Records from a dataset
Start
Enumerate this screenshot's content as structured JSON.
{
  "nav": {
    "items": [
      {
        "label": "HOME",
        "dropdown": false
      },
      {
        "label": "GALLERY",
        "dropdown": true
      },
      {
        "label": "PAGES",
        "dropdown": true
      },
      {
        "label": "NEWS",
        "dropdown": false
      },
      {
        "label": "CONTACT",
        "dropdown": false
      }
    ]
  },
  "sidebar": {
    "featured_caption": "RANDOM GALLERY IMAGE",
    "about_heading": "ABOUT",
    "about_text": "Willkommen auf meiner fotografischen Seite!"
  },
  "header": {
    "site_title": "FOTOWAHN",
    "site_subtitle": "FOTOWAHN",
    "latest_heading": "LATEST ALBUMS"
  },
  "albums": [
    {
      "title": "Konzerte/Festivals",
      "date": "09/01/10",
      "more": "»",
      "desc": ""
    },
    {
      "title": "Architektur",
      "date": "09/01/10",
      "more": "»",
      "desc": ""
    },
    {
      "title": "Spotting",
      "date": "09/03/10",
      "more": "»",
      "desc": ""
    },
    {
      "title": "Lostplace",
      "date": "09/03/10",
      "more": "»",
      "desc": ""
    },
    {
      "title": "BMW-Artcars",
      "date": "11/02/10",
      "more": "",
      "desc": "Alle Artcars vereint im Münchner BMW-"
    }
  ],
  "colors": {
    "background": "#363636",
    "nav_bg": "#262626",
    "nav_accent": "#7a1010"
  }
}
End
§ **Task statement**:
Return all of the data word for word.

§ **Right answer**:
Enumerate this screenshot's content as structured JSON.
{
  "nav": {
    "items": [
      {
        "label": "HOME",
        "dropdown": false
      },
      {
        "label": "GALLERY",
        "dropdown": true
      },
      {
        "label": "PAGES",
        "dropdown": true
      },
      {
        "label": "NEWS",
        "dropdown": false
      },
      {
        "label": "CONTACT",
        "dropdown": false
      }
    ]
  },
  "sidebar": {
    "featured_caption": "RANDOM GALLERY IMAGE",
    "about_heading": "ABOUT",
    "about_text": "Willkommen auf meiner fotografischen Seite!"
  },
  "header": {
    "site_title": "FOTOWAHN",
    "site_subtitle": "FOTOWAHN",
    "latest_heading": "LATEST ALBUMS"
  },
  "albums": [
    {
      "title": "Konzerte/Festivals",
      "date": "09/01/10",
      "more": "»",
      "desc": ""
    },
    {
      "title": "Architektur",
      "date": "09/01/10",
      "more": "»",
      "desc": ""
    },
    {
      "title": "Spotting",
      "date": "09/03/10",
      "more": "»",
      "desc": ""
    },
    {
      "title": "Lostplace",
      "date": "09/03/10",
      "more": "»",
      "desc": ""
    },
    {
      "title": "BMW-Artcars",
      "date": "11/02/10",
      "more": "",
      "desc": "Alle Artcars vereint im Münchner BMW-"
    }
  ],
  "colors": {
    "background": "#363636",
    "nav_bg": "#262626",
    "nav_accent": "#7a1010"
  }
}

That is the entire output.